(WHAT THE TASK REQUIRES): Output only the lines from the one holding "Output the text content of this document." to the end of the data below, please, copied exactly.

Rows from a dataset:
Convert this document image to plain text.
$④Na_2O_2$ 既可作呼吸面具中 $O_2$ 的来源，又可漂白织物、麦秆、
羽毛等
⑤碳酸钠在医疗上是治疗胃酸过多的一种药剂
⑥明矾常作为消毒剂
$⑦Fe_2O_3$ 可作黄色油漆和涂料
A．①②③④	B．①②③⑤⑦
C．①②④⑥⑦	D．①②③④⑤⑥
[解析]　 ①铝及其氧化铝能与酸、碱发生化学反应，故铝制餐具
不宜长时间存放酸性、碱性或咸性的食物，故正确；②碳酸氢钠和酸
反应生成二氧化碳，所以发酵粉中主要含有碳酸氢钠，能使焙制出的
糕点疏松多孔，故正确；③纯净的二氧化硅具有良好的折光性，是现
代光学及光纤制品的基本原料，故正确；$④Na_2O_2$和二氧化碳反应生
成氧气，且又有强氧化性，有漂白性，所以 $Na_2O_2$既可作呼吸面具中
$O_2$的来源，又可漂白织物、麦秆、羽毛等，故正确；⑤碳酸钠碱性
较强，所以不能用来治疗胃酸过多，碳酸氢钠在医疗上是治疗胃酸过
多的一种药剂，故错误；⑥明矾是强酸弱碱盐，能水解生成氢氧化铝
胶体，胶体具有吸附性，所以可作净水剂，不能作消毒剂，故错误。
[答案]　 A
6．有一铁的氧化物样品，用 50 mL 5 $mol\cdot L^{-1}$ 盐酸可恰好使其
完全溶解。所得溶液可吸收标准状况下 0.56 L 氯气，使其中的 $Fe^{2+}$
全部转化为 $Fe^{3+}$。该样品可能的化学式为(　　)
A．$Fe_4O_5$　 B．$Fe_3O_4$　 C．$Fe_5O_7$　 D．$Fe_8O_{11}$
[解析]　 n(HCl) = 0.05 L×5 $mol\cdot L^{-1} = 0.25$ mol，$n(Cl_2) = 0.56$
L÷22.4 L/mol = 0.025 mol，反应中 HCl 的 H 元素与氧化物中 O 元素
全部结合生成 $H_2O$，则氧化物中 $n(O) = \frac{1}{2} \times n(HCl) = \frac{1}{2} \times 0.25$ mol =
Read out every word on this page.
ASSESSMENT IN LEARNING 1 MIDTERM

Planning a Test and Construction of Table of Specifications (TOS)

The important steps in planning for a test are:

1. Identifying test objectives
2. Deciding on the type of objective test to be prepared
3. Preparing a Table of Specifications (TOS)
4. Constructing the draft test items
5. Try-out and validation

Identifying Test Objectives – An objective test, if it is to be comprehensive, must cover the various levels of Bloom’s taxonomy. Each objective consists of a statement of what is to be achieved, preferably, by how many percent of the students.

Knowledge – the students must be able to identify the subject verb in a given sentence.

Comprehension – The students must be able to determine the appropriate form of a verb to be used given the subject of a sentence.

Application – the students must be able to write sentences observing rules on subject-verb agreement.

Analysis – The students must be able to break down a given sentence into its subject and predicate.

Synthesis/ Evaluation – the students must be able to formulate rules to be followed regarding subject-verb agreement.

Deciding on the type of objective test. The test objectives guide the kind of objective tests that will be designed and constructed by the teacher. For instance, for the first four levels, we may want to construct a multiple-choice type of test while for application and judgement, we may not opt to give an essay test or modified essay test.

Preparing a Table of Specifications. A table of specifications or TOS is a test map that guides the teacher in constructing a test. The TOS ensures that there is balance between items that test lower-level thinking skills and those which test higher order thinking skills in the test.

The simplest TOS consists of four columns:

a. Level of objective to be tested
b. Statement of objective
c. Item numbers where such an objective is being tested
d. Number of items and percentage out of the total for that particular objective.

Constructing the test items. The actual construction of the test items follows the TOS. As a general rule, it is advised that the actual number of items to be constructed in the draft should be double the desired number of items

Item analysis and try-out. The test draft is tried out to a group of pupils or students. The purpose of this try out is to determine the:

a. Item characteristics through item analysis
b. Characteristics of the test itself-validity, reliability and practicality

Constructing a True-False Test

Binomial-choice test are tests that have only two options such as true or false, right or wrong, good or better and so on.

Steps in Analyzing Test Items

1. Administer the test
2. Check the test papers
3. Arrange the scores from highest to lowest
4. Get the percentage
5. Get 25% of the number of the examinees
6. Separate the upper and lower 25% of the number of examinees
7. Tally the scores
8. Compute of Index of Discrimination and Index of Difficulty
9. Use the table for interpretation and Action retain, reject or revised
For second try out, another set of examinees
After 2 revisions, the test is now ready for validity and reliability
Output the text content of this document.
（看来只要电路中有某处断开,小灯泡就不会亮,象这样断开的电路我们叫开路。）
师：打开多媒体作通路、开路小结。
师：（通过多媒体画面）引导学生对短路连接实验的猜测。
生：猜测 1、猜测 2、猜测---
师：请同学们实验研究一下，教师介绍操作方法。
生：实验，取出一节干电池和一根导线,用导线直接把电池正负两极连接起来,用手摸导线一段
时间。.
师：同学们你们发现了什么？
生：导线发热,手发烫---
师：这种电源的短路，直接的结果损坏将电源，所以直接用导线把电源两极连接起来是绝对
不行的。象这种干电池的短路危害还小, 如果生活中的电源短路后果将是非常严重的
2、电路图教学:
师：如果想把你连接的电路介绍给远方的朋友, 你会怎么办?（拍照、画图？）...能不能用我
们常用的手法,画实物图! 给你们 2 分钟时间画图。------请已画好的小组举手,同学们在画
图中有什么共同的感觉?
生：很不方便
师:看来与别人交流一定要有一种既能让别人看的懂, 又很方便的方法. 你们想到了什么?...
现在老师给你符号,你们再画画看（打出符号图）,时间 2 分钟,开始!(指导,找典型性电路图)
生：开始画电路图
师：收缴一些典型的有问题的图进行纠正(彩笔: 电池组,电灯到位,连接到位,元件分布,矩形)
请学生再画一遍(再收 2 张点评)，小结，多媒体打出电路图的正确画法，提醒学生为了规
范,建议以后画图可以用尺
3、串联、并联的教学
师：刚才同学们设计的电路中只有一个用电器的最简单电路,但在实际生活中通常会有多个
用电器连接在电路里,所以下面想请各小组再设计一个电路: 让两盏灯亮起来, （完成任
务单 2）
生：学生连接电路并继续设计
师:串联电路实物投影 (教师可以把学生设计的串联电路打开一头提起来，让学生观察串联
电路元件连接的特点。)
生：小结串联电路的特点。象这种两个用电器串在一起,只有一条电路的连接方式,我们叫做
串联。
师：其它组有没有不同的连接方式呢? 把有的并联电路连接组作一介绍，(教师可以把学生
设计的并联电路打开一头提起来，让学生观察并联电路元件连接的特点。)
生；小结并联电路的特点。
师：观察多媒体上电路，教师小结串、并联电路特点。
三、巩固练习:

(OUTPUT FOR THIS EXERCISE):
Output the text content of this document.
（看来只要电路中有某处断开,小灯泡就不会亮,象这样断开的电路我们叫开路。）
师：打开多媒体作通路、开路小结。
师：（通过多媒体画面）引导学生对短路连接实验的猜测。
生：猜测 1、猜测 2、猜测---
师：请同学们实验研究一下，教师介绍操作方法。
生：实验，取出一节干电池和一根导线,用导线直接把电池正负两极连接起来,用手摸导线一段
时间。.
师：同学们你们发现了什么？
生：导线发热,手发烫---
师：这种电源的短路，直接的结果损坏将电源，所以直接用导线把电源两极连接起来是绝对
不行的。象这种干电池的短路危害还小, 如果生活中的电源短路后果将是非常严重的
2、电路图教学:
师：如果想把你连接的电路介绍给远方的朋友, 你会怎么办?（拍照、画图？）...能不能用我
们常用的手法,画实物图! 给你们 2 分钟时间画图。------请已画好的小组举手,同学们在画
图中有什么共同的感觉?
生：很不方便
师:看来与别人交流一定要有一种既能让别人看的懂, 又很方便的方法. 你们想到了什么?...
现在老师给你符号,你们再画画看（打出符号图）,时间 2 分钟,开始!(指导,找典型性电路图)
生：开始画电路图
师：收缴一些典型的有问题的图进行纠正(彩笔: 电池组,电灯到位,连接到位,元件分布,矩形)
请学生再画一遍(再收 2 张点评)，小结，多媒体打出电路图的正确画法，提醒学生为了规
范,建议以后画图可以用尺
3、串联、并联的教学
师：刚才同学们设计的电路中只有一个用电器的最简单电路,但在实际生活中通常会有多个
用电器连接在电路里,所以下面想请各小组再设计一个电路: 让两盏灯亮起来, （完成任
务单 2）
生：学生连接电路并继续设计
师:串联电路实物投影 (教师可以把学生设计的串联电路打开一头提起来，让学生观察串联
电路元件连接的特点。)
生：小结串联电路的特点。象这种两个用电器串在一起,只有一条电路的连接方式,我们叫做
串联。
师：其它组有没有不同的连接方式呢? 把有的并联电路连接组作一介绍，(教师可以把学生
设计的并联电路打开一头提起来，让学生观察并联电路元件连接的特点。)
生；小结并联电路的特点。
师：观察多媒体上电路，教师小结串、并联电路特点。
三、巩固练习:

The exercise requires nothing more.